_Directions_. Wherever the word "this" appears in the entries, copy the whole line.

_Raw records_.

>>>>

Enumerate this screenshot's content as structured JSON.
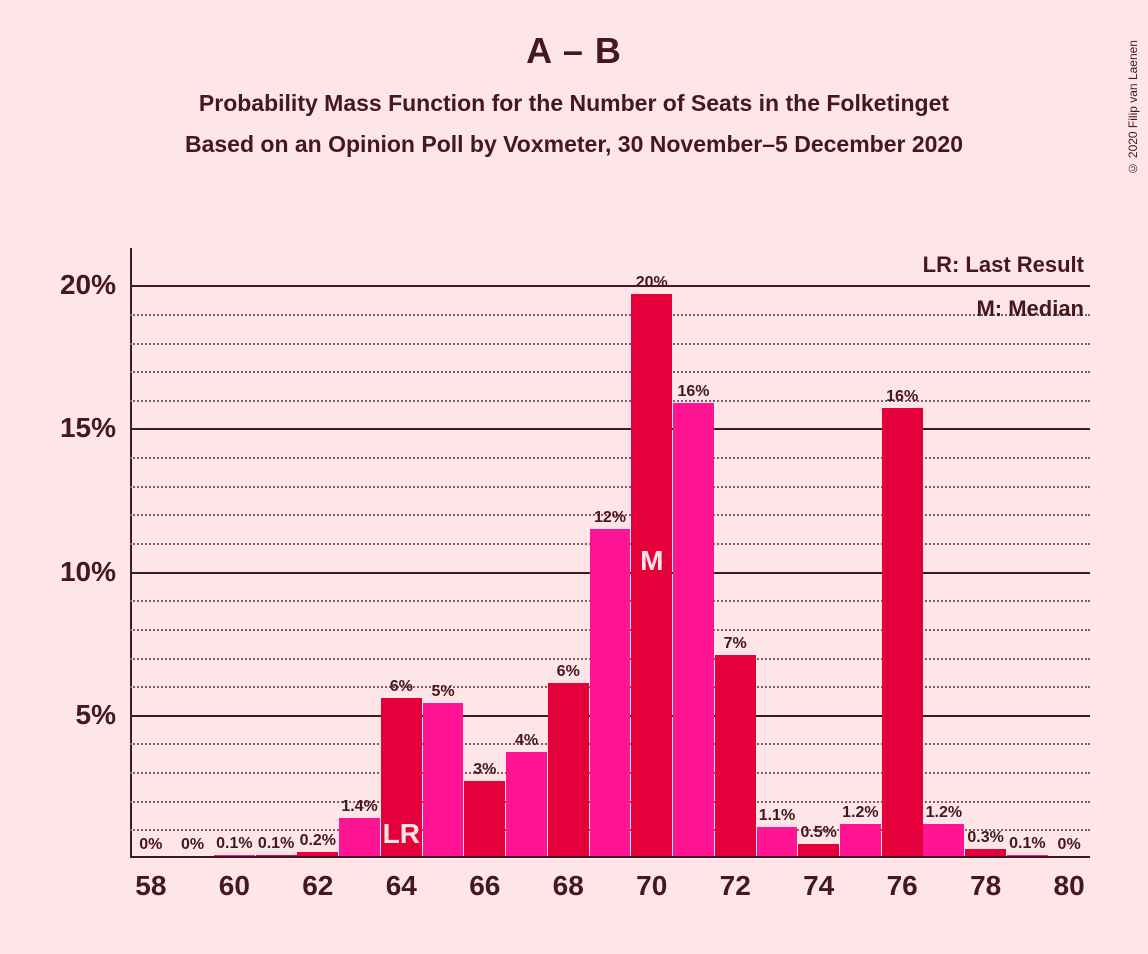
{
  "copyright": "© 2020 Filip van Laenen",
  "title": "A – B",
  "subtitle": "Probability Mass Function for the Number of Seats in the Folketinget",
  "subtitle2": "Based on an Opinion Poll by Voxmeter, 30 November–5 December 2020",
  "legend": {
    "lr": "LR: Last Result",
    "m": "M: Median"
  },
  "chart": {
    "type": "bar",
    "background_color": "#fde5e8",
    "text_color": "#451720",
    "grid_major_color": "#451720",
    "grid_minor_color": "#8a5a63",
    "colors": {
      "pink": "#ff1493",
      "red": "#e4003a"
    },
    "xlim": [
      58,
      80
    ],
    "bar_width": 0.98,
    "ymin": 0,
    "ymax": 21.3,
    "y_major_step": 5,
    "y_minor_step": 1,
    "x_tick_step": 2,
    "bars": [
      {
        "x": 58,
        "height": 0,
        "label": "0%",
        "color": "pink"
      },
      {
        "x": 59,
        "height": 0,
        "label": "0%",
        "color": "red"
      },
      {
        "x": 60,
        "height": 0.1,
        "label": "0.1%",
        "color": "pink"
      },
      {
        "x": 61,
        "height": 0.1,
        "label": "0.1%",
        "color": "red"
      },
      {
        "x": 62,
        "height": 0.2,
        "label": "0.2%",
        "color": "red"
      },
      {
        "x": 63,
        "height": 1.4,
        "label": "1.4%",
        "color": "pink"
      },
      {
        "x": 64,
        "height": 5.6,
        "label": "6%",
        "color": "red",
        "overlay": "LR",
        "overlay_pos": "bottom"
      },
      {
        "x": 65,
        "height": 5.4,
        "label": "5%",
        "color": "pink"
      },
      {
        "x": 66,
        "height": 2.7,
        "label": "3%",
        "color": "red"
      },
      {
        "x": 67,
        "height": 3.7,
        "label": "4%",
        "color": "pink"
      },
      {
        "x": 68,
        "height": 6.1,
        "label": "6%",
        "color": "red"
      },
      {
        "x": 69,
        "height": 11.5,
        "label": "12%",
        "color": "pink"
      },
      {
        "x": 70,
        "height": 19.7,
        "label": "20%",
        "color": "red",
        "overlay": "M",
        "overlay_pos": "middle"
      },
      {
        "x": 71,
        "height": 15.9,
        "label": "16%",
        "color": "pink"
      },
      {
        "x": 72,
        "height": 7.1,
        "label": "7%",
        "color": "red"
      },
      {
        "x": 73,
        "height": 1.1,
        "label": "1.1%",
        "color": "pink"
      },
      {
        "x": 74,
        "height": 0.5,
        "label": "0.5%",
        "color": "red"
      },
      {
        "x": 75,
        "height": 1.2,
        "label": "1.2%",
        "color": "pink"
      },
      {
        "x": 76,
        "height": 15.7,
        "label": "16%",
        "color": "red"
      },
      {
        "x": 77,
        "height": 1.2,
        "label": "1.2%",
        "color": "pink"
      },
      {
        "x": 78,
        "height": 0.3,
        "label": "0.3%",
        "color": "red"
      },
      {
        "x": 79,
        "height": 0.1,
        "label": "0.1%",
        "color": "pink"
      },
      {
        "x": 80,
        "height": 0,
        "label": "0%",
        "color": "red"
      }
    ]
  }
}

<<<<
>>>>

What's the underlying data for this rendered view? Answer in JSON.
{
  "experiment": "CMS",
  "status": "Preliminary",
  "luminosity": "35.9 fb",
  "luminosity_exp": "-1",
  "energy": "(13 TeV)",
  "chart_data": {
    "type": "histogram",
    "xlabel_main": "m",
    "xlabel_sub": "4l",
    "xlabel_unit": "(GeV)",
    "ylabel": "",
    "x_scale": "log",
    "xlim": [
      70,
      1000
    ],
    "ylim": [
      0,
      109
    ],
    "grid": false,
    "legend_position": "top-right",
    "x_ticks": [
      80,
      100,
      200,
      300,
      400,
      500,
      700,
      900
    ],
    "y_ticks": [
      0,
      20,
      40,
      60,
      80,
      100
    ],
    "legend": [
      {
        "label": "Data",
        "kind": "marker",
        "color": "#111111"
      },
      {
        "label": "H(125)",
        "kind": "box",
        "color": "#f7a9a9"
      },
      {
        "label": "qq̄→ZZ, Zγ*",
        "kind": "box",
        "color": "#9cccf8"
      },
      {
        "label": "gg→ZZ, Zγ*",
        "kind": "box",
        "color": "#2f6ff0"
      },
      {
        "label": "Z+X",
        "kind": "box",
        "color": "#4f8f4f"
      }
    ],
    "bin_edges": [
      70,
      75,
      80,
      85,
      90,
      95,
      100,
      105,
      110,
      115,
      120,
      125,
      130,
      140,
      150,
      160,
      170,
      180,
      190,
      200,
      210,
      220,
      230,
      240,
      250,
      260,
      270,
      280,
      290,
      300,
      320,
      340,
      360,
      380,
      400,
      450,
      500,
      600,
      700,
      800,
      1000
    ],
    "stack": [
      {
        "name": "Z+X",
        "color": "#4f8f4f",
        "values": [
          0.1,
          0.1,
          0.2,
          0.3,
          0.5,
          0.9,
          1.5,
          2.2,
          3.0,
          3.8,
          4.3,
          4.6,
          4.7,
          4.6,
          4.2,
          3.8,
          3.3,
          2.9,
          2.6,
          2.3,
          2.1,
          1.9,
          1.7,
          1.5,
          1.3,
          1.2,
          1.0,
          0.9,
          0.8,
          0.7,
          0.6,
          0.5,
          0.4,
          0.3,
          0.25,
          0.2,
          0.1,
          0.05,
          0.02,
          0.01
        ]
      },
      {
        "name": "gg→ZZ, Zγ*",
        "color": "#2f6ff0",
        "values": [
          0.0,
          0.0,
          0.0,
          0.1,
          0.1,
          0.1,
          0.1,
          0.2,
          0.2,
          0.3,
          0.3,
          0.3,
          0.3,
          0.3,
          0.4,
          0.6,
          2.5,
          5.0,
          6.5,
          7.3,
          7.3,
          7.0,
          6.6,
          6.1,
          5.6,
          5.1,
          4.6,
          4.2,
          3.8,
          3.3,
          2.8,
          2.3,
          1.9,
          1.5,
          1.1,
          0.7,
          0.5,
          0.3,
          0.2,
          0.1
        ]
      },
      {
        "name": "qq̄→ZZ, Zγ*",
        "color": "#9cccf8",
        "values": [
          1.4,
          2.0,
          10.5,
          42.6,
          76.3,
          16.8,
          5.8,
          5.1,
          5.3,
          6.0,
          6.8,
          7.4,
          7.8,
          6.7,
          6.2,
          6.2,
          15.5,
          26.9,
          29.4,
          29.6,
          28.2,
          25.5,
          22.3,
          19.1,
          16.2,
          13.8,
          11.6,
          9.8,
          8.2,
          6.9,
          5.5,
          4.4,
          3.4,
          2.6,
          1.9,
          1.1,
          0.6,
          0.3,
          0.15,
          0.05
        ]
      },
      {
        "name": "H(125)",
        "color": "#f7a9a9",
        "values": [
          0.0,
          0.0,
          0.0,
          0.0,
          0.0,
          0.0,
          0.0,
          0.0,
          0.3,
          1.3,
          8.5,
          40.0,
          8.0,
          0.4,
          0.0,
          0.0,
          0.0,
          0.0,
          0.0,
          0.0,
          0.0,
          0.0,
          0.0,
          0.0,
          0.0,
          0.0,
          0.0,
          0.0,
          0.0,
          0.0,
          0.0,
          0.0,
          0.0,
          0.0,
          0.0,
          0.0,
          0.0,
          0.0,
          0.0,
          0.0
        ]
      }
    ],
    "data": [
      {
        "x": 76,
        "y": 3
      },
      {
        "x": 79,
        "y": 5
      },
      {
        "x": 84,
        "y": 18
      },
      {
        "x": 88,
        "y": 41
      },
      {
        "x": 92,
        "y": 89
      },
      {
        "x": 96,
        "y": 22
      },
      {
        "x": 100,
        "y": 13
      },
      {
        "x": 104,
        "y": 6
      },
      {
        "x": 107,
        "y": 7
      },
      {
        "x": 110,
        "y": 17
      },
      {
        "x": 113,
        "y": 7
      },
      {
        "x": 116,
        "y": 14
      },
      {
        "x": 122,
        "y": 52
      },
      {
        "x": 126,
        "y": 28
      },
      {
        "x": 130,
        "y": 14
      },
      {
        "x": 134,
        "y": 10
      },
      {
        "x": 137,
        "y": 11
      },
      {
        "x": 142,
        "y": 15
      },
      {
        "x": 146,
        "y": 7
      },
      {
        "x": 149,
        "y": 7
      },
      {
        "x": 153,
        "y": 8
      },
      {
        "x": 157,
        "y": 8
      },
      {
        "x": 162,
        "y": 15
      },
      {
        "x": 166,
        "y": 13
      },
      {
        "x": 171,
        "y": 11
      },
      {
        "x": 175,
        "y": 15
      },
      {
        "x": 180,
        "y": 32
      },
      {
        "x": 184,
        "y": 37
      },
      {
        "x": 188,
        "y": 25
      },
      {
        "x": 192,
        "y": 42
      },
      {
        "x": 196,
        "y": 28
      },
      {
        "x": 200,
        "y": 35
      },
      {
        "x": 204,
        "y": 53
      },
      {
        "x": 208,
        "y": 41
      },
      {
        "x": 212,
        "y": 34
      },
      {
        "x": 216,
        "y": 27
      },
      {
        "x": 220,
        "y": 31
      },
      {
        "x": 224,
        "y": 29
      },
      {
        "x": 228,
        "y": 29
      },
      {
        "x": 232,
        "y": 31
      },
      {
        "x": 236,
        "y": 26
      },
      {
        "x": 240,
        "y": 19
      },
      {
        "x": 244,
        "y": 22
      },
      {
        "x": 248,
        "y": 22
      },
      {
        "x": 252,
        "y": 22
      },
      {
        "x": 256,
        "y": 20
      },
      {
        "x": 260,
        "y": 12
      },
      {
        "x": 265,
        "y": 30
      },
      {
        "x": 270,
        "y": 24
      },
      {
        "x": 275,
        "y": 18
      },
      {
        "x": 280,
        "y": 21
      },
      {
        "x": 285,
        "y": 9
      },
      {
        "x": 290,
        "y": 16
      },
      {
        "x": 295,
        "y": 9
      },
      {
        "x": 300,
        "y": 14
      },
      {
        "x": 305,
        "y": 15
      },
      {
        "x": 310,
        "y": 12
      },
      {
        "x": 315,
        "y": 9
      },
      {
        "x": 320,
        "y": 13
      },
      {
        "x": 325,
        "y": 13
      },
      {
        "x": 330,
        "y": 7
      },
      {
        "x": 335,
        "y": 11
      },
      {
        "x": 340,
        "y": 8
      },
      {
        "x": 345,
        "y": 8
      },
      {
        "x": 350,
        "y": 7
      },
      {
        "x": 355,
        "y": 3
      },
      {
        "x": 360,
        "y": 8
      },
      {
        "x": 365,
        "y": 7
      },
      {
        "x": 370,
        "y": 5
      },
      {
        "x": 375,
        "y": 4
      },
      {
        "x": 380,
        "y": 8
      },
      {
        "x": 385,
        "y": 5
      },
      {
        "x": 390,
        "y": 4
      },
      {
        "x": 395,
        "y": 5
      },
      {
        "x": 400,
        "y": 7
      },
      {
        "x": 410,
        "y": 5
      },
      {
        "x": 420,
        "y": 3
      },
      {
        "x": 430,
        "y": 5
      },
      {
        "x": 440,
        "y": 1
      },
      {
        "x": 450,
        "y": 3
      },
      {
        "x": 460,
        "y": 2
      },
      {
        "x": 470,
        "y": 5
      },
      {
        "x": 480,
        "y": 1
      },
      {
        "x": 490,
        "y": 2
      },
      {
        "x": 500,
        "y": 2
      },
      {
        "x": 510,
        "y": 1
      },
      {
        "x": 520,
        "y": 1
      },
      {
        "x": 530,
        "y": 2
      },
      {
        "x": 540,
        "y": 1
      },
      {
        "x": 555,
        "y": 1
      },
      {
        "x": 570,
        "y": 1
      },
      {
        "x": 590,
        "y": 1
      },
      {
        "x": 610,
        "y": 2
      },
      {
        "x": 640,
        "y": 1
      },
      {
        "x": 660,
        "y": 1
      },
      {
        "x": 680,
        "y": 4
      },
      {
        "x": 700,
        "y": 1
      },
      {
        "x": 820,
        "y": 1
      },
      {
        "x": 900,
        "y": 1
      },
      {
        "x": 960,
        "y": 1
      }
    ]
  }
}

<<<<
>>>>

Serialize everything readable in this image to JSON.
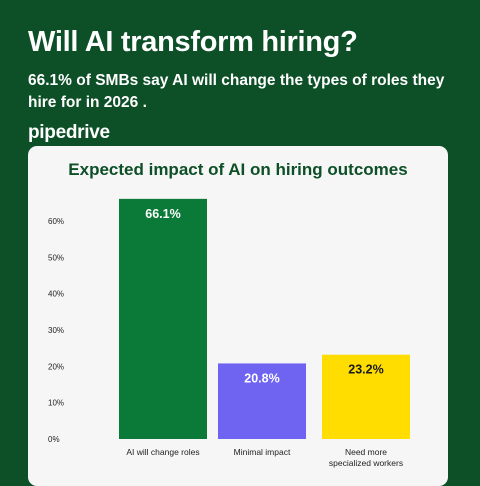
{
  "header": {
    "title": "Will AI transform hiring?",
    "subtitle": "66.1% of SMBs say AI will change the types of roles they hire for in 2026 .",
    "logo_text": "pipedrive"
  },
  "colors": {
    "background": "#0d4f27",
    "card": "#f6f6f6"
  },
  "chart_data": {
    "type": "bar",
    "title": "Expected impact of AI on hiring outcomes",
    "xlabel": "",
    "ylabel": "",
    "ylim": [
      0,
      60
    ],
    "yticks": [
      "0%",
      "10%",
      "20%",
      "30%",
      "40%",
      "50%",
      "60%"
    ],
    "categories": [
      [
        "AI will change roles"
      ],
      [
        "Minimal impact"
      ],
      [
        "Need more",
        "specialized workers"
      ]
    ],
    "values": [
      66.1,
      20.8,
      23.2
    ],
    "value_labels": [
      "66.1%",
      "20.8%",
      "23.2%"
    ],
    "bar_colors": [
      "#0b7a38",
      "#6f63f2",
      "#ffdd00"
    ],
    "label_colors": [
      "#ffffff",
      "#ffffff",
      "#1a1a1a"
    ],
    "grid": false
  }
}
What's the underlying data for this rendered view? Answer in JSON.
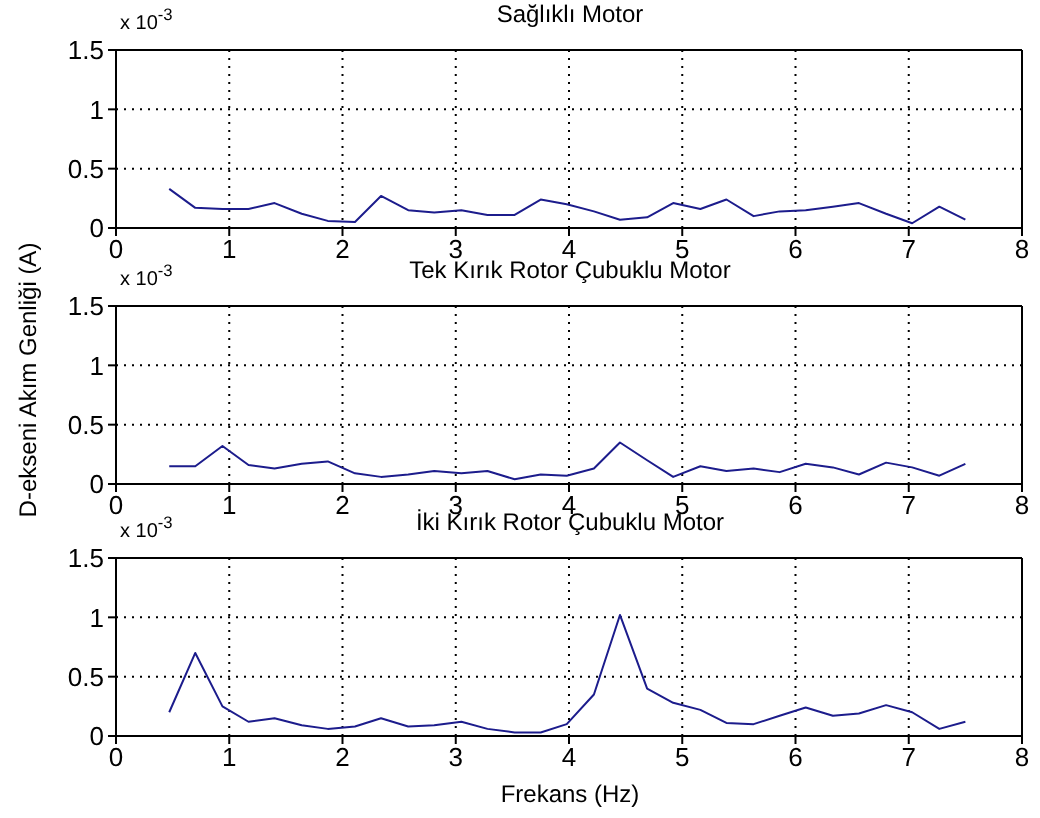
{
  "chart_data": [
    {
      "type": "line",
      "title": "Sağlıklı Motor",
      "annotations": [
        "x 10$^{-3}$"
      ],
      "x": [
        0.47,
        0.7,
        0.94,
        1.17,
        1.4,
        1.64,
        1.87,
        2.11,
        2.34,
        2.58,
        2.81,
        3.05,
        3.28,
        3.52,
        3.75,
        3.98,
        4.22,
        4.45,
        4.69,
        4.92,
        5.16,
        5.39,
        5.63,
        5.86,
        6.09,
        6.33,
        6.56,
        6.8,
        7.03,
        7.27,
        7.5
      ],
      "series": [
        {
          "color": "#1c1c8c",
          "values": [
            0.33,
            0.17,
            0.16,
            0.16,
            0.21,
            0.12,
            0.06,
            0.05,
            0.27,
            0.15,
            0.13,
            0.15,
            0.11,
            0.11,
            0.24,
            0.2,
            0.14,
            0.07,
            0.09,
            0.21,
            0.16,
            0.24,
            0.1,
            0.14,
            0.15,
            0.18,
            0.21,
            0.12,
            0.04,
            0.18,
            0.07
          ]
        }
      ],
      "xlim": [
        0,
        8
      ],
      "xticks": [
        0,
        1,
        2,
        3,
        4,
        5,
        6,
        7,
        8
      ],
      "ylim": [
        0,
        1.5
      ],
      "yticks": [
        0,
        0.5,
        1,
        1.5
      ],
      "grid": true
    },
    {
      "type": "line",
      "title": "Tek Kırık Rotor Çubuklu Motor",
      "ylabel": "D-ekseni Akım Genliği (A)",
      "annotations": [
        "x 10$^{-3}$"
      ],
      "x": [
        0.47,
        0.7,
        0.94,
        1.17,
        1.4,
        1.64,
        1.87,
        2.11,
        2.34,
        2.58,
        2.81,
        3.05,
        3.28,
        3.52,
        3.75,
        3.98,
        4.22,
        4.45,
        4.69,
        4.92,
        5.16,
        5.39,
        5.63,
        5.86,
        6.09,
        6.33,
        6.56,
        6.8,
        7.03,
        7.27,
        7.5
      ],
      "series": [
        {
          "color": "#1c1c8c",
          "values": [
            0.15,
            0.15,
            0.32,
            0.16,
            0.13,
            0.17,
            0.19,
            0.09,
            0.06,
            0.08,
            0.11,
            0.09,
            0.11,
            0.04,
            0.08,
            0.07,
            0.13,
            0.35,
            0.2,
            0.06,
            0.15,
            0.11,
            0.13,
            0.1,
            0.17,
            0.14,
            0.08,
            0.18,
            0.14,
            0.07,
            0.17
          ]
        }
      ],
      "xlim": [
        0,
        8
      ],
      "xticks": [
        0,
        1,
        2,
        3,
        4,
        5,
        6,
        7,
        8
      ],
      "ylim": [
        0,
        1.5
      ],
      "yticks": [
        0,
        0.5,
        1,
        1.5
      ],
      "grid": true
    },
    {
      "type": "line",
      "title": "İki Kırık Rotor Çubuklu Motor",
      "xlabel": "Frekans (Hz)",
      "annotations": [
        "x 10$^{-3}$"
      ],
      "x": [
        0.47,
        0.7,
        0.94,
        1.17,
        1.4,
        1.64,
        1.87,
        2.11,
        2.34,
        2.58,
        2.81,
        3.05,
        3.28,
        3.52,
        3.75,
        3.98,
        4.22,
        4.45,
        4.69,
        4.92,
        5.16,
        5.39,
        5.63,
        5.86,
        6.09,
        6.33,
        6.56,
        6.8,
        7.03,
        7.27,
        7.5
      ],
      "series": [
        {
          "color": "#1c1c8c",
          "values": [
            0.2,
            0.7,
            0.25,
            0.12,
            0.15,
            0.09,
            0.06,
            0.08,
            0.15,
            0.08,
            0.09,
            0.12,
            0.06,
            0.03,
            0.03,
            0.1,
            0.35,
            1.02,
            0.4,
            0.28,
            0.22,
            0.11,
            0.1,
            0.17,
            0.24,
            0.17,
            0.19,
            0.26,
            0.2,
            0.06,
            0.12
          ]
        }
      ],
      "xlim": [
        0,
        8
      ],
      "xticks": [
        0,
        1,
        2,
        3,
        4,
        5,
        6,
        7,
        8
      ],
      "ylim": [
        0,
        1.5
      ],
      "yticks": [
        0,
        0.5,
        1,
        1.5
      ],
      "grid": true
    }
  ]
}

<<<<

_Output below_.
Enumerate this screenshot's content as structured JSON.
What's the underlying data for this rendered view? Answer in JSON.
Serialize everything readable in this image to JSON.
What's the underlying data for this rendered view? Answer in JSON.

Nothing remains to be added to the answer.